◆ Exercise data:
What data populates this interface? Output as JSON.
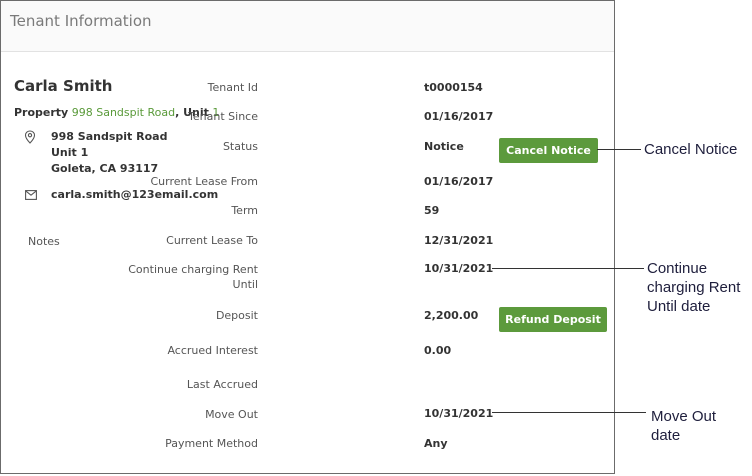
{
  "panel": {
    "title": "Tenant Information"
  },
  "tenant": {
    "name": "Carla Smith",
    "property_label": "Property",
    "property_link": "998 Sandspit Road",
    "unit_label": ", Unit",
    "unit_link": "1",
    "address": [
      "998 Sandspit Road",
      "Unit 1",
      "Goleta, CA 93117"
    ],
    "email": "carla.smith@123email.com",
    "notes_label": "Notes"
  },
  "details": {
    "tenant_id": {
      "label": "Tenant Id",
      "value": "t0000154"
    },
    "tenant_since": {
      "label": "Tenant Since",
      "value": "01/16/2017"
    },
    "status": {
      "label": "Status",
      "value": "Notice"
    },
    "lease_from": {
      "label": "Current Lease From",
      "value": "01/16/2017"
    },
    "term": {
      "label": "Term",
      "value": "59"
    },
    "lease_to": {
      "label": "Current Lease To",
      "value": "12/31/2021"
    },
    "charge_until": {
      "label_line1": "Continue charging Rent",
      "label_line2": "Until",
      "value": "10/31/2021"
    },
    "deposit": {
      "label": "Deposit",
      "value": "2,200.00"
    },
    "accrued_interest": {
      "label": "Accrued Interest",
      "value": "0.00"
    },
    "last_accrued": {
      "label": "Last Accrued",
      "value": ""
    },
    "move_out": {
      "label": "Move Out",
      "value": "10/31/2021"
    },
    "payment_method": {
      "label": "Payment Method",
      "value": "Any"
    }
  },
  "buttons": {
    "cancel_notice": "Cancel Notice",
    "refund_deposit": "Refund Deposit"
  },
  "callouts": {
    "cancel_notice": [
      "Cancel Notice"
    ],
    "charge_until": [
      "Continue",
      "charging Rent",
      "Until date"
    ],
    "move_out": [
      "Move Out",
      "date"
    ]
  },
  "icons": {
    "address": "map-pin-icon",
    "email": "envelope-icon"
  },
  "colors": {
    "accent_green": "#5c9a3c",
    "link_green": "#5a9a3a"
  }
}
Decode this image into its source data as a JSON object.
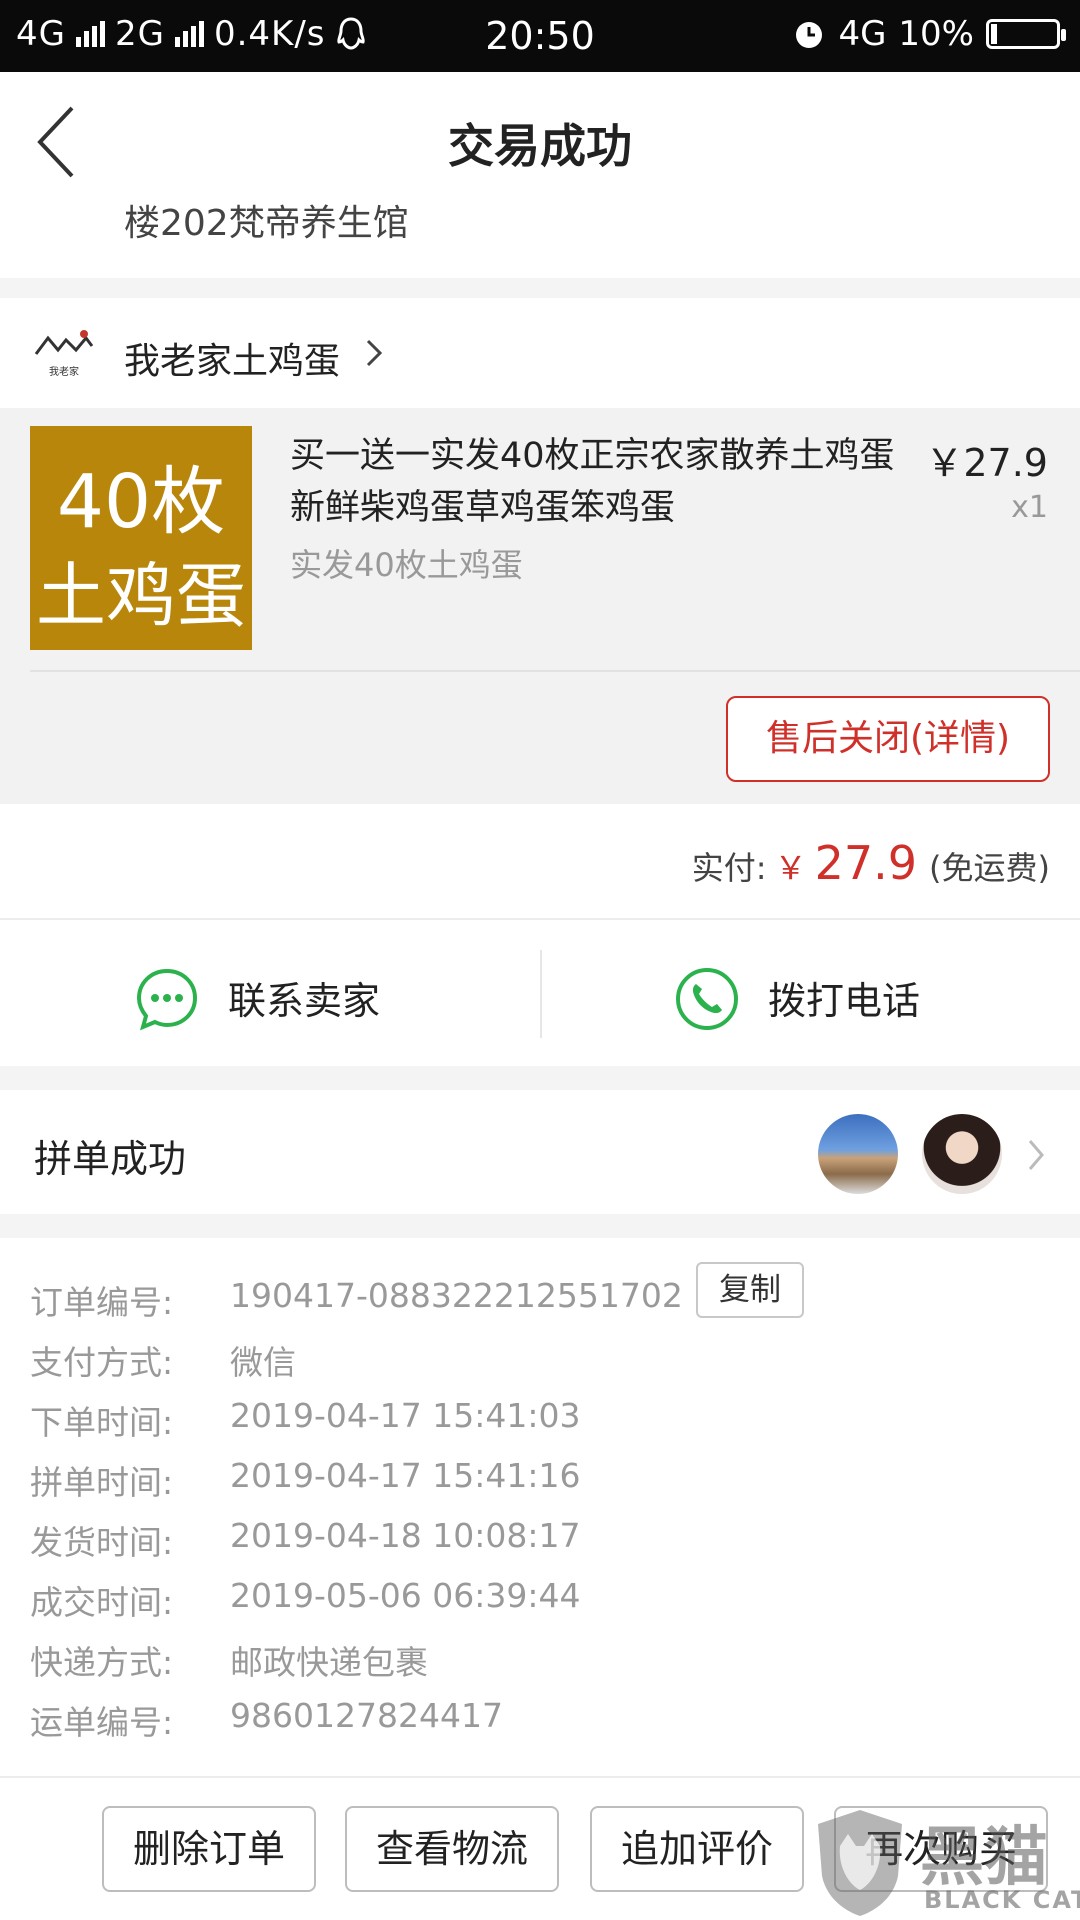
{
  "status_bar": {
    "net1": "4G",
    "net2": "2G",
    "speed": "0.4K/s",
    "time": "20:50",
    "net3": "4G",
    "battery": "10%",
    "battery_level": 0.1
  },
  "nav": {
    "title": "交易成功"
  },
  "address": {
    "tail": "楼202梵帝养生馆"
  },
  "shop": {
    "name": "我老家土鸡蛋",
    "logo_text": "我老家"
  },
  "product": {
    "image_line1": "40枚",
    "image_line2": "土鸡蛋",
    "title": "买一送一实发40枚正宗农家散养土鸡蛋新鲜柴鸡蛋草鸡蛋笨鸡蛋",
    "spec": "实发40枚土鸡蛋",
    "price": "￥27.9",
    "qty": "x1",
    "aftersale_label": "售后关闭(详情)"
  },
  "payment": {
    "label": "实付:",
    "currency": "￥",
    "amount": "27.9",
    "note": "(免运费)",
    "accent_color": "#d0302a"
  },
  "contact": {
    "seller_label": "联系卖家",
    "call_label": "拨打电话",
    "icon_color": "#2bb24c"
  },
  "group": {
    "label": "拼单成功"
  },
  "order_info": {
    "copy_label": "复制",
    "rows": [
      {
        "key": "订单编号:",
        "value": "190417-088322212551702"
      },
      {
        "key": "支付方式:",
        "value": "微信"
      },
      {
        "key": "下单时间:",
        "value": "2019-04-17 15:41:03"
      },
      {
        "key": "拼单时间:",
        "value": "2019-04-17 15:41:16"
      },
      {
        "key": "发货时间:",
        "value": "2019-04-18 10:08:17"
      },
      {
        "key": "成交时间:",
        "value": "2019-05-06 06:39:44"
      },
      {
        "key": "快递方式:",
        "value": "邮政快递包裹"
      },
      {
        "key": "运单编号:",
        "value": "9860127824417"
      }
    ]
  },
  "actions": {
    "delete": "删除订单",
    "logistics": "查看物流",
    "review": "追加评价",
    "rebuy": "再次购买"
  },
  "watermark": {
    "cn": "黑猫",
    "en": "BLACK CAT"
  }
}
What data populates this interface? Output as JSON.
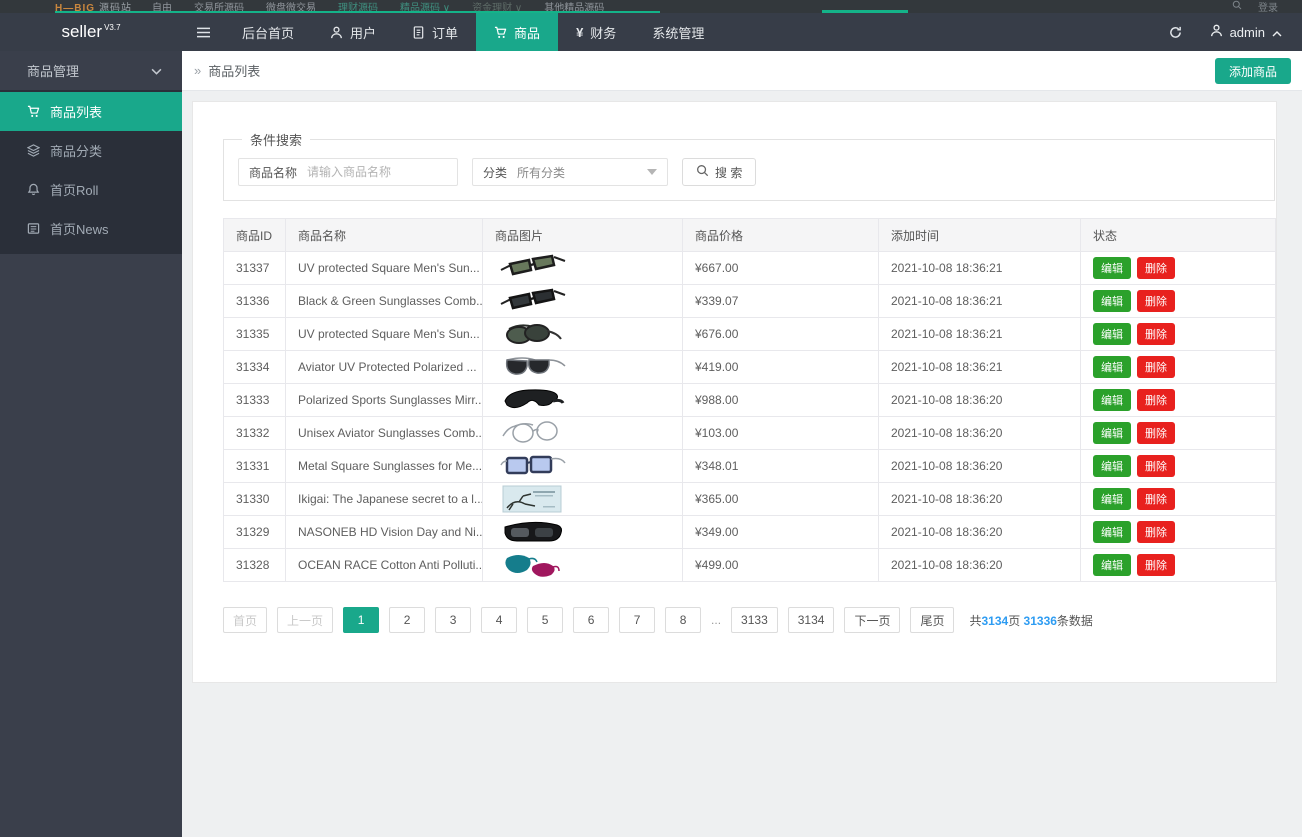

◆ What to produce: Restate the whole listing above exactly, please, omitting every image.

◆ Expected answer:
What data populates this interface? Output as JSON.
{
  "panel": {
    "title": "Tenant Information"
  },
  "tenant": {
    "name": "Carla Smith",
    "property_label": "Property",
    "property_link": "998 Sandspit Road",
    "unit_label": ", Unit",
    "unit_link": "1",
    "address": [
      "998 Sandspit Road",
      "Unit 1",
      "Goleta, CA 93117"
    ],
    "email": "carla.smith@123email.com",
    "notes_label": "Notes"
  },
  "details": {
    "tenant_id": {
      "label": "Tenant Id",
      "value": "t0000154"
    },
    "tenant_since": {
      "label": "Tenant Since",
      "value": "01/16/2017"
    },
    "status": {
      "label": "Status",
      "value": "Notice"
    },
    "lease_from": {
      "label": "Current Lease From",
      "value": "01/16/2017"
    },
    "term": {
      "label": "Term",
      "value": "59"
    },
    "lease_to": {
      "label": "Current Lease To",
      "value": "12/31/2021"
    },
    "charge_until": {
      "label_line1": "Continue charging Rent",
      "label_line2": "Until",
      "value": "10/31/2021"
    },
    "deposit": {
      "label": "Deposit",
      "value": "2,200.00"
    },
    "accrued_interest": {
      "label": "Accrued Interest",
      "value": "0.00"
    },
    "last_accrued": {
      "label": "Last Accrued",
      "value": ""
    },
    "move_out": {
      "label": "Move Out",
      "value": "10/31/2021"
    },
    "payment_method": {
      "label": "Payment Method",
      "value": "Any"
    }
  },
  "buttons": {
    "cancel_notice": "Cancel Notice",
    "refund_deposit": "Refund Deposit"
  },
  "callouts": {
    "cancel_notice": [
      "Cancel Notice"
    ],
    "charge_until": [
      "Continue",
      "charging Rent",
      "Until date"
    ],
    "move_out": [
      "Move Out",
      "date"
    ]
  },
  "icons": {
    "address": "map-pin-icon",
    "email": "envelope-icon"
  },
  "colors": {
    "accent_green": "#5c9a3c",
    "link_green": "#5a9a3a"
  }
}
Decode this image into its source data as a JSON object.
{
  "status_bar": {
    "net1": "4G",
    "net2": "2G",
    "speed": "0.4K/s",
    "time": "20:50",
    "net3": "4G",
    "battery": "10%",
    "battery_level": 0.1
  },
  "nav": {
    "title": "交易成功"
  },
  "address": {
    "tail": "楼202梵帝养生馆"
  },
  "shop": {
    "name": "我老家土鸡蛋",
    "logo_text": "我老家"
  },
  "product": {
    "image_line1": "40枚",
    "image_line2": "土鸡蛋",
    "title": "买一送一实发40枚正宗农家散养土鸡蛋新鲜柴鸡蛋草鸡蛋笨鸡蛋",
    "spec": "实发40枚土鸡蛋",
    "price": "￥27.9",
    "qty": "x1",
    "aftersale_label": "售后关闭(详情)"
  },
  "payment": {
    "label": "实付:",
    "currency": "￥",
    "amount": "27.9",
    "note": "(免运费)",
    "accent_color": "#d0302a"
  },
  "contact": {
    "seller_label": "联系卖家",
    "call_label": "拨打电话",
    "icon_color": "#2bb24c"
  },
  "group": {
    "label": "拼单成功"
  },
  "order_info": {
    "copy_label": "复制",
    "rows": [
      {
        "key": "订单编号:",
        "value": "190417-088322212551702"
      },
      {
        "key": "支付方式:",
        "value": "微信"
      },
      {
        "key": "下单时间:",
        "value": "2019-04-17 15:41:03"
      },
      {
        "key": "拼单时间:",
        "value": "2019-04-17 15:41:16"
      },
      {
        "key": "发货时间:",
        "value": "2019-04-18 10:08:17"
      },
      {
        "key": "成交时间:",
        "value": "2019-05-06 06:39:44"
      },
      {
        "key": "快递方式:",
        "value": "邮政快递包裹"
      },
      {
        "key": "运单编号:",
        "value": "9860127824417"
      }
    ]
  },
  "actions": {
    "delete": "删除订单",
    "logistics": "查看物流",
    "review": "追加评价",
    "rebuy": "再次购买"
  },
  "watermark": {
    "cn": "黑猫",
    "en": "BLACK CAT"
  }
}
What data populates this interface? Output as JSON.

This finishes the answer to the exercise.